----- EXCERPTED RECORDS -----

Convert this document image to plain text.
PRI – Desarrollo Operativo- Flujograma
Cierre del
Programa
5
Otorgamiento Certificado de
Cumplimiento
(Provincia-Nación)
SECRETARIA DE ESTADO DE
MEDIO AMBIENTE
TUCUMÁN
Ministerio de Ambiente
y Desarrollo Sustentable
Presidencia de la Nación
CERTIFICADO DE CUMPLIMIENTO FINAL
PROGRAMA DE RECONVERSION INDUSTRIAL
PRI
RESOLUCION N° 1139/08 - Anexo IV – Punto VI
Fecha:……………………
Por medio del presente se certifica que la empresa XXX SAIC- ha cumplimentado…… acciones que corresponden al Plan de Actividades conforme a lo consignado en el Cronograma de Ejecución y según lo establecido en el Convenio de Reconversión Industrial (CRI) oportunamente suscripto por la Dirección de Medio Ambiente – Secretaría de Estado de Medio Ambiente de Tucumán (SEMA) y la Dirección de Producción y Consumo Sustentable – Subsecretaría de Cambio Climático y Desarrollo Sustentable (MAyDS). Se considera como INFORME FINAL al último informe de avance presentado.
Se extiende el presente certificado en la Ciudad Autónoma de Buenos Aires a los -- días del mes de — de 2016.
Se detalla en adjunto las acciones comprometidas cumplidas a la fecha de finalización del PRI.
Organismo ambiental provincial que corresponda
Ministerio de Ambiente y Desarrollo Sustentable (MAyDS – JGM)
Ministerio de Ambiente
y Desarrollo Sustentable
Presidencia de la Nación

-----

TASK TO CARRY OUT: Copy every line of the material, please, keeping it exactly the same.

CORRECT RESULT:
Convert this document image to plain text.
PRI – Desarrollo Operativo- Flujograma
Cierre del
Programa
5
Otorgamiento Certificado de
Cumplimiento
(Provincia-Nación)
SECRETARIA DE ESTADO DE
MEDIO AMBIENTE
TUCUMÁN
Ministerio de Ambiente
y Desarrollo Sustentable
Presidencia de la Nación
CERTIFICADO DE CUMPLIMIENTO FINAL
PROGRAMA DE RECONVERSION INDUSTRIAL
PRI
RESOLUCION N° 1139/08 - Anexo IV – Punto VI
Fecha:……………………
Por medio del presente se certifica que la empresa XXX SAIC- ha cumplimentado…… acciones que corresponden al Plan de Actividades conforme a lo consignado en el Cronograma de Ejecución y según lo establecido en el Convenio de Reconversión Industrial (CRI) oportunamente suscripto por la Dirección de Medio Ambiente – Secretaría de Estado de Medio Ambiente de Tucumán (SEMA) y la Dirección de Producción y Consumo Sustentable – Subsecretaría de Cambio Climático y Desarrollo Sustentable (MAyDS). Se considera como INFORME FINAL al último informe de avance presentado.
Se extiende el presente certificado en la Ciudad Autónoma de Buenos Aires a los -- días del mes de — de 2016.
Se detalla en adjunto las acciones comprometidas cumplidas a la fecha de finalización del PRI.
Organismo ambiental provincial que corresponda
Ministerio de Ambiente y Desarrollo Sustentable (MAyDS – JGM)
Ministerio de Ambiente
y Desarrollo Sustentable
Presidencia de la Nación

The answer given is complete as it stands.